▸ TASK STATEMENT:
Will you output the entries below exactly, skipping every image they contain?
[START ENTRIES]
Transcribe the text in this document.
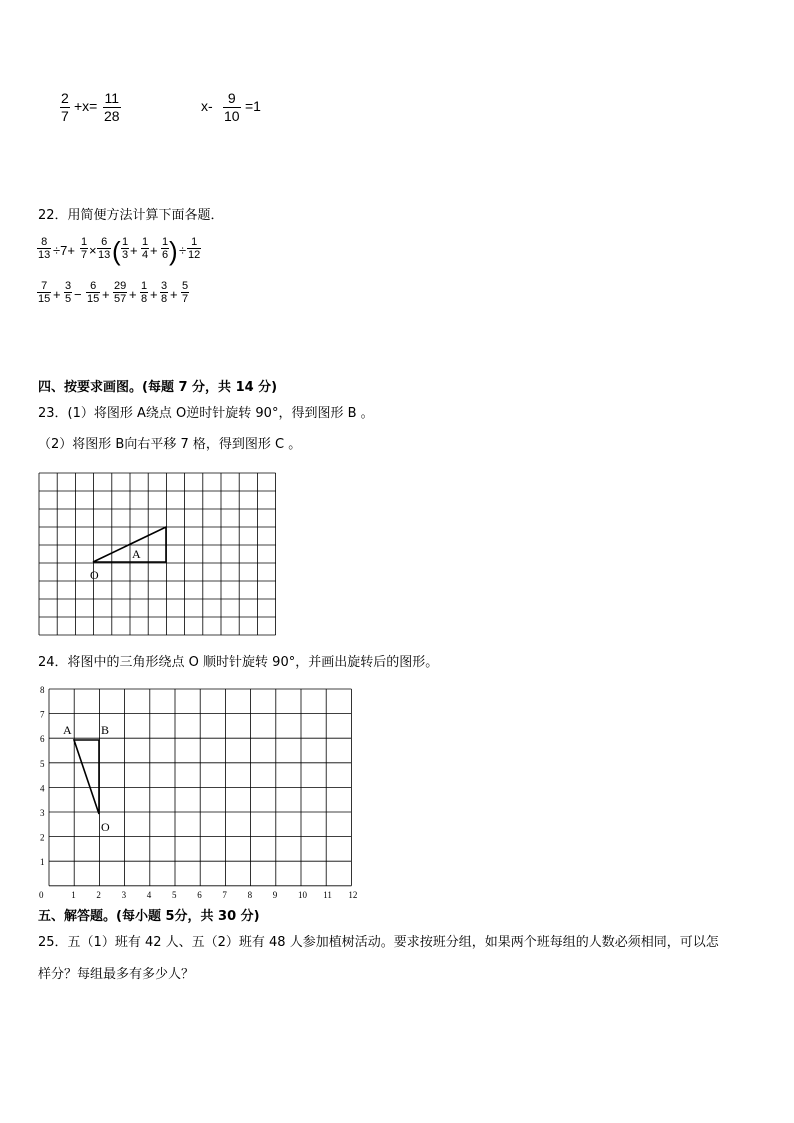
$\frac{2}{7} +x= \frac{11}{28}$	$x- \frac{9}{10} =1$
22．用简便方法计算下面各题．
$\frac{8}{13} \div 7+ \frac{1}{7} \times \frac{6}{13}$ ( $\frac{1}{3} + \frac{1}{4} + \frac{1}{6}$ ) ÷ $\frac{1}{12}$
$\frac{7}{15} + \frac{3}{5} - \frac{6}{15} + \frac{29}{57} + \frac{1}{8} + \frac{3}{8} + \frac{5}{7}$
四、按要求画图。(每题 7 分，共 14 分)
23．(1）将图形 A绕点 O逆时针旋转 90°，得到图形 B 。
（2）将图形 B向右平移 7 格，得到图形 C 。
A
O
24．将图中的三角形绕点 O 顺时针旋转 90°，并画出旋转后的图形。
0	1 2 3 4 5 6 7 8 9 10 11 12
1
2
3
4
5
6
7
8
A B
O
五、解答题。(每小题 5分，共 30 分)
25．五（1）班有 42 人、五（2）班有 48 人参加植树活动。要求按班分组，如果两个班每组的人数必须相同，可以怎
样分？每组最多有多少人？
[END ENTRIES]
▸ RESULT OF THE EXERCISE:
Transcribe the text in this document.
$\frac{2}{7} +x= \frac{11}{28}$	$x- \frac{9}{10} =1$
22．用简便方法计算下面各题．
$\frac{8}{13} \div 7+ \frac{1}{7} \times \frac{6}{13}$ ( $\frac{1}{3} + \frac{1}{4} + \frac{1}{6}$ ) ÷ $\frac{1}{12}$
$\frac{7}{15} + \frac{3}{5} - \frac{6}{15} + \frac{29}{57} + \frac{1}{8} + \frac{3}{8} + \frac{5}{7}$
四、按要求画图。(每题 7 分，共 14 分)
23．(1）将图形 A绕点 O逆时针旋转 90°，得到图形 B 。
（2）将图形 B向右平移 7 格，得到图形 C 。
A
O
24．将图中的三角形绕点 O 顺时针旋转 90°，并画出旋转后的图形。
0	1 2 3 4 5 6 7 8 9 10 11 12
1
2
3
4
5
6
7
8
A B
O
五、解答题。(每小题 5分，共 30 分)
25．五（1）班有 42 人、五（2）班有 48 人参加植树活动。要求按班分组，如果两个班每组的人数必须相同，可以怎
样分？每组最多有多少人？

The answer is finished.